►
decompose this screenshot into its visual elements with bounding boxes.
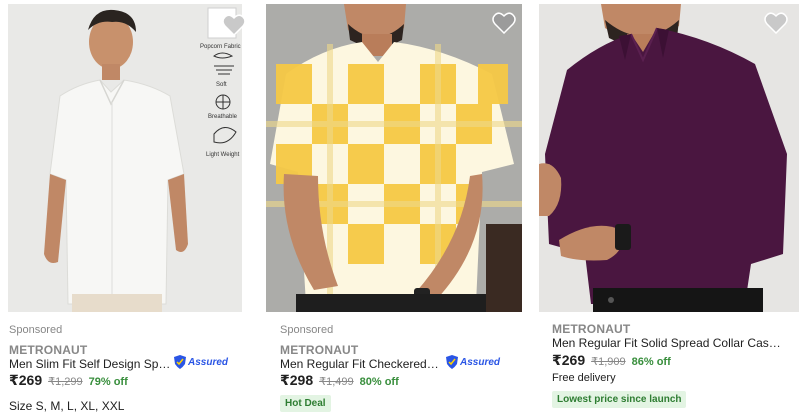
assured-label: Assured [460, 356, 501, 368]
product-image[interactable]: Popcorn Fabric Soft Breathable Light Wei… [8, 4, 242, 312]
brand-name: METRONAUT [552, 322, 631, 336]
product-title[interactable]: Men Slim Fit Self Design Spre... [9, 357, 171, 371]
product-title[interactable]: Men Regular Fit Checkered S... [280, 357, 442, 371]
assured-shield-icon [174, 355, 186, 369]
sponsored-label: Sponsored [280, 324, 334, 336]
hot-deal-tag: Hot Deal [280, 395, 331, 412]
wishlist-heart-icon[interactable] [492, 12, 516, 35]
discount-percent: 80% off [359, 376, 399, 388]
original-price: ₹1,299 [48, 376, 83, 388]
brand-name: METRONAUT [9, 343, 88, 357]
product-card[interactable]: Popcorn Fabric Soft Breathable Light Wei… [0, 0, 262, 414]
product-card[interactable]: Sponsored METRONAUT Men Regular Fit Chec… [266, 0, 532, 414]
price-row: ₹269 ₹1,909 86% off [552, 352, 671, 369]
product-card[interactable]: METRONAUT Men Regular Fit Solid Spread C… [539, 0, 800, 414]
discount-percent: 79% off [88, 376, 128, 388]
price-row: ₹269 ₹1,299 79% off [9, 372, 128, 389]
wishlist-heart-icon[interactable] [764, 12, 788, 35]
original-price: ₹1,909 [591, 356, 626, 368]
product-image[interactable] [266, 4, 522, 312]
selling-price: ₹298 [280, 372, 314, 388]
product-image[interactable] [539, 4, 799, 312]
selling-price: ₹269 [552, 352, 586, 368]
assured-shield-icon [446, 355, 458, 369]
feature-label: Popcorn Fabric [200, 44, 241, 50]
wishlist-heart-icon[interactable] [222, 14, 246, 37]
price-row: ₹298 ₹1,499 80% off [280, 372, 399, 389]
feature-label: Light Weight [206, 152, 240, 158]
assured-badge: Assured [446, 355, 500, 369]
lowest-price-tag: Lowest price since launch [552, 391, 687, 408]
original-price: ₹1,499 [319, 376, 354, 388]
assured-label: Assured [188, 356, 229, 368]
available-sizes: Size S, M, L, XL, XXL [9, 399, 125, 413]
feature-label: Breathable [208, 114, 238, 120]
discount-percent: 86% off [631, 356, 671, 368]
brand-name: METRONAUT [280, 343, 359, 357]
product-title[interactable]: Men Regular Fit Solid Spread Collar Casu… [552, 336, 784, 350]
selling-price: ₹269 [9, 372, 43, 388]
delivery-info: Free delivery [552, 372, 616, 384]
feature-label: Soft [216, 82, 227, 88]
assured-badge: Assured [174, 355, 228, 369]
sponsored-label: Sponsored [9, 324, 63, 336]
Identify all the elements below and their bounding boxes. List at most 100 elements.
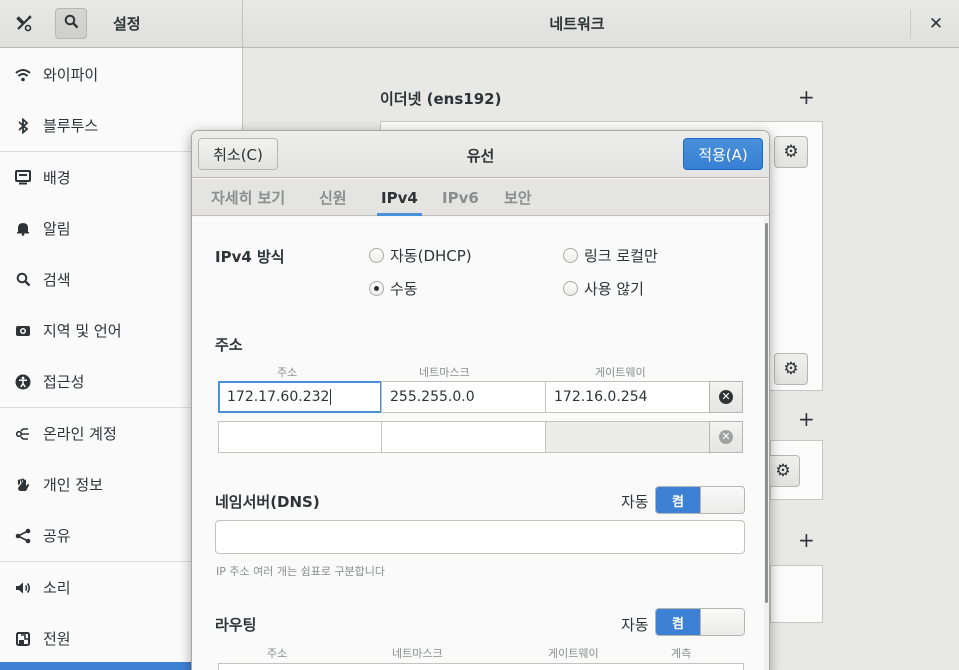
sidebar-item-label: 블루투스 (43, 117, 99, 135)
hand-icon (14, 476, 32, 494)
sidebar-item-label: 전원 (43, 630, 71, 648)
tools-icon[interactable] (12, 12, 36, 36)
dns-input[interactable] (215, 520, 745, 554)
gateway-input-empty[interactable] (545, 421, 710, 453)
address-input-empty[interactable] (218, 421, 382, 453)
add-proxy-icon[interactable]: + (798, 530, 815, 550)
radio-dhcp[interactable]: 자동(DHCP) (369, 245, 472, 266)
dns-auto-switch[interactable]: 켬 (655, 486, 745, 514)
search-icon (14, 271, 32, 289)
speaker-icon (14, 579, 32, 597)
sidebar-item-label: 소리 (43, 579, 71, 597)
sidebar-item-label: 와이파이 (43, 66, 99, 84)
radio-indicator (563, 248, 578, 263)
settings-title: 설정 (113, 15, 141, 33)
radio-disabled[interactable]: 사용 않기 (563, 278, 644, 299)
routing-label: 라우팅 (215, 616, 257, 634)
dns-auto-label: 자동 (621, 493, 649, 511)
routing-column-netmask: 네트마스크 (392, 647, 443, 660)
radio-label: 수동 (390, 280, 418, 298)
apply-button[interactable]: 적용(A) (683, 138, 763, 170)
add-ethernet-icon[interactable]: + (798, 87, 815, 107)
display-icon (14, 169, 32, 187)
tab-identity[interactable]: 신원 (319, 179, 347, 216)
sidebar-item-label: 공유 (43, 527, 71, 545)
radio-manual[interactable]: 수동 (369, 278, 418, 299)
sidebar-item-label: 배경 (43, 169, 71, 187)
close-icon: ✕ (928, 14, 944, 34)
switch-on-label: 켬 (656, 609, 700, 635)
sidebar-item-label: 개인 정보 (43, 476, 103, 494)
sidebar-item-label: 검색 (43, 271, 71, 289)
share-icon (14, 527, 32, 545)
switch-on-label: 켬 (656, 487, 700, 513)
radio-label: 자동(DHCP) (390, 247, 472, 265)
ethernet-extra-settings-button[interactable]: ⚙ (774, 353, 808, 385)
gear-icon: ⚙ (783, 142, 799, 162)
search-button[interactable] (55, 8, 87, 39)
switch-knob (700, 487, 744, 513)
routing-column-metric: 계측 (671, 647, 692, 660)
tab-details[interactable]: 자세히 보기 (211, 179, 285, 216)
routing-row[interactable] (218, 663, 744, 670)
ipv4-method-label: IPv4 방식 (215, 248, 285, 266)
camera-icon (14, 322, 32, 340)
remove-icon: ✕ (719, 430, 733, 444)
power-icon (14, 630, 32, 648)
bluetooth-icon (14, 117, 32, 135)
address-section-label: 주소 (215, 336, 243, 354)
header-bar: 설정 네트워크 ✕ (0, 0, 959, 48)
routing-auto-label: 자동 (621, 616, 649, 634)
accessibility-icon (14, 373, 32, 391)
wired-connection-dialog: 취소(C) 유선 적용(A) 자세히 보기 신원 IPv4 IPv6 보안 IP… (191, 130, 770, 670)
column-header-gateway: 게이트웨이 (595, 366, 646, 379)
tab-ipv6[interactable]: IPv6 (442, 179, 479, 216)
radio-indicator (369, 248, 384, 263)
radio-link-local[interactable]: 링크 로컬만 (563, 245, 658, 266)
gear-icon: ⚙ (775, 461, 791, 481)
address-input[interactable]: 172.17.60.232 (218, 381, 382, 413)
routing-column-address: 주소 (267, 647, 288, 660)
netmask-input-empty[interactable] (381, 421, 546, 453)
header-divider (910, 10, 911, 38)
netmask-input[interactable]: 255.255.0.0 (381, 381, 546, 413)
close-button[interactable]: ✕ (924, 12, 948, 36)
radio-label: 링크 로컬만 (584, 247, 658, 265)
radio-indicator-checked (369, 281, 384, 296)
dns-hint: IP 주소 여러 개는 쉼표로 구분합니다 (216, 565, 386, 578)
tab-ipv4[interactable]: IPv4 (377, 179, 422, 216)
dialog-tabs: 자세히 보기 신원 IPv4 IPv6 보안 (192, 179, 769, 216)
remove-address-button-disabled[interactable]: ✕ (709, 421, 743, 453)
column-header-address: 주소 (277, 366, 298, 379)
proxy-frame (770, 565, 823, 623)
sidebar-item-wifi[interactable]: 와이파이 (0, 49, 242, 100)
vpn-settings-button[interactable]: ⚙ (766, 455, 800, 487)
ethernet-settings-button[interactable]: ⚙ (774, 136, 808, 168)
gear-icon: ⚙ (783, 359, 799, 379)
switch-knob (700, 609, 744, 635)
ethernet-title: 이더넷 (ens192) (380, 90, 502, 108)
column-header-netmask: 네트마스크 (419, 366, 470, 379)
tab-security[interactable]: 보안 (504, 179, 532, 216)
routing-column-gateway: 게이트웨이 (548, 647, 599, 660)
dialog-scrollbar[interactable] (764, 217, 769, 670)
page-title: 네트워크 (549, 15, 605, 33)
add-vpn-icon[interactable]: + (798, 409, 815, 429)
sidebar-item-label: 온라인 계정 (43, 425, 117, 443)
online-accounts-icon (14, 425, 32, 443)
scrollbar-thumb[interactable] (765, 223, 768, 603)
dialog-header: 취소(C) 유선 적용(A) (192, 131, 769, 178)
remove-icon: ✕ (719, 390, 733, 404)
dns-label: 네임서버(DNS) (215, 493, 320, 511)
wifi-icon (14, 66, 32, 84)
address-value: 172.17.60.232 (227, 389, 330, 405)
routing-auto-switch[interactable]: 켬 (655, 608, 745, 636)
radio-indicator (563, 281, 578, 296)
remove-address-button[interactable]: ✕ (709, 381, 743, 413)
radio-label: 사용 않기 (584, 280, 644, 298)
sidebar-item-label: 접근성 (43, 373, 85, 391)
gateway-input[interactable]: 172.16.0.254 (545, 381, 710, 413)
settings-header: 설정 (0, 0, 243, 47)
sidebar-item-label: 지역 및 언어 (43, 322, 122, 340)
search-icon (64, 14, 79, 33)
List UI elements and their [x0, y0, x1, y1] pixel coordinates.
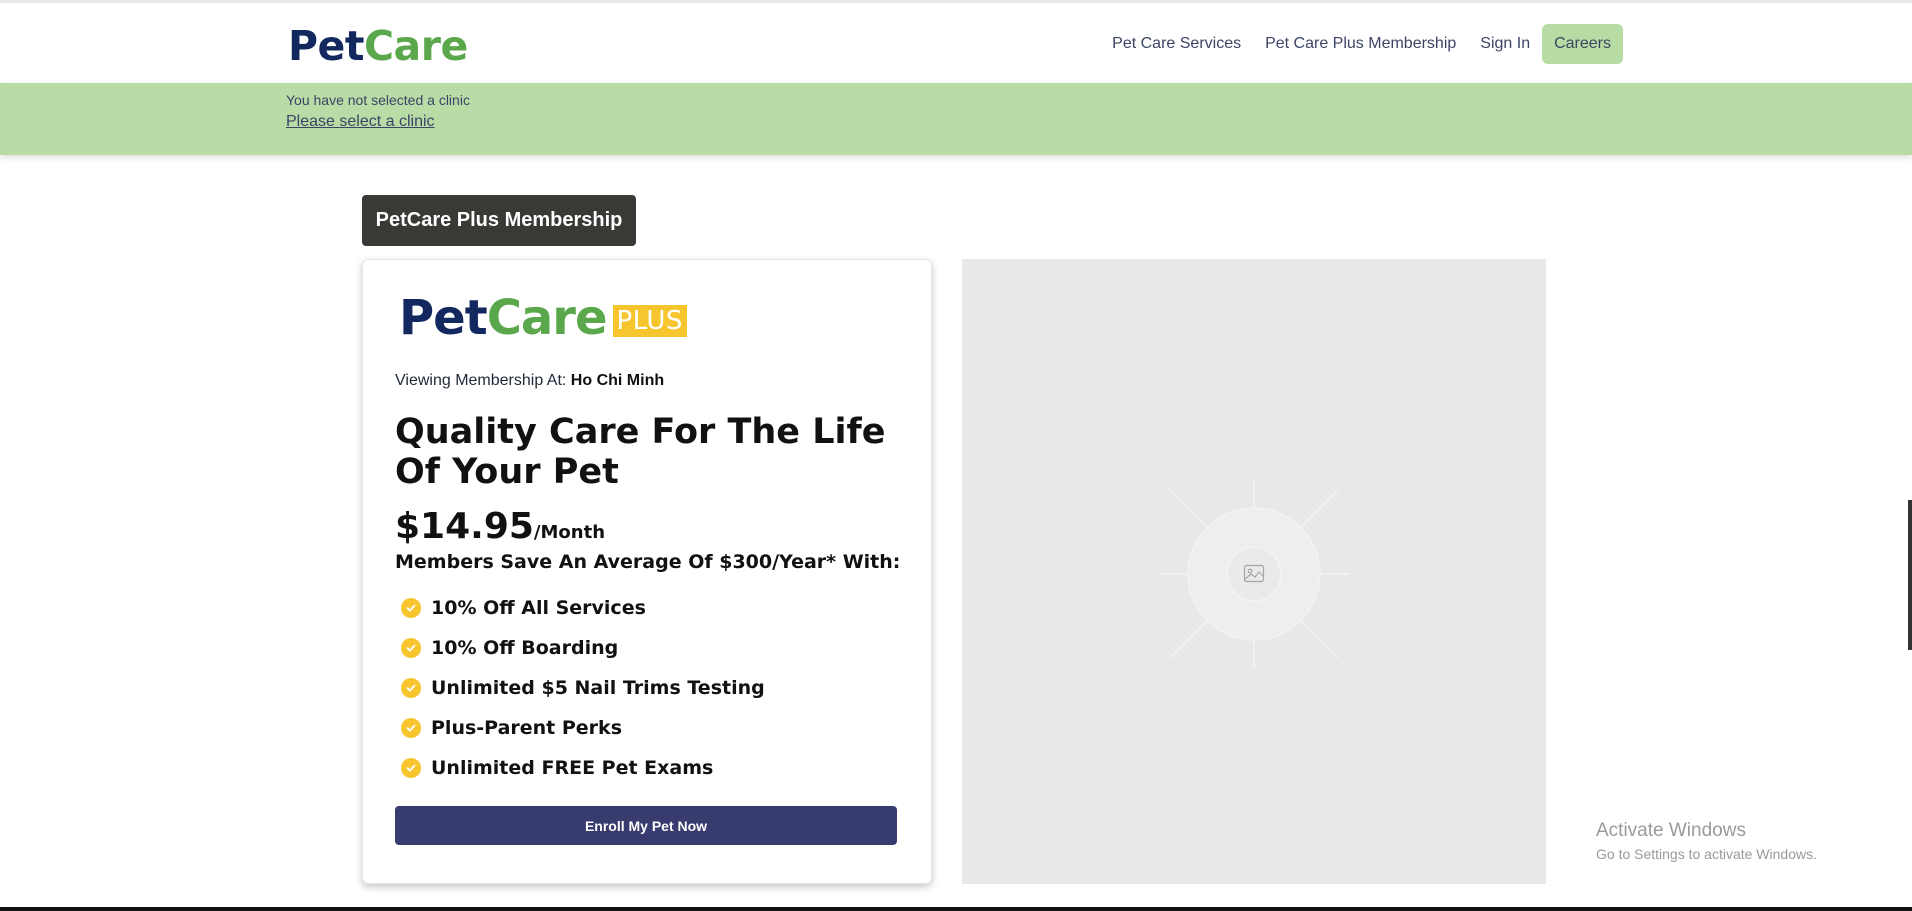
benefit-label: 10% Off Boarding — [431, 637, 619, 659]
◄
◆ **SET PROBLEM**: Please copy the records from the line with "sidebar-item-label: 블루투스 (43, 117, 99, 135)" up to and including the line with "gateway-input-empty[interactable] (545, 421, 710, 453)", swapping "sidebar-item-label" for "sidebar-label" and leaving everything else unchanged.

◆ **TASK RESPONSE**:
sidebar-label: 블루투스 (43, 117, 99, 135)
hand-icon (14, 476, 32, 494)
sidebar-label: 전원 (43, 630, 71, 648)
tools-icon[interactable] (12, 12, 36, 36)
dns-input[interactable] (215, 520, 745, 554)
gateway-input-empty[interactable] (545, 421, 710, 453)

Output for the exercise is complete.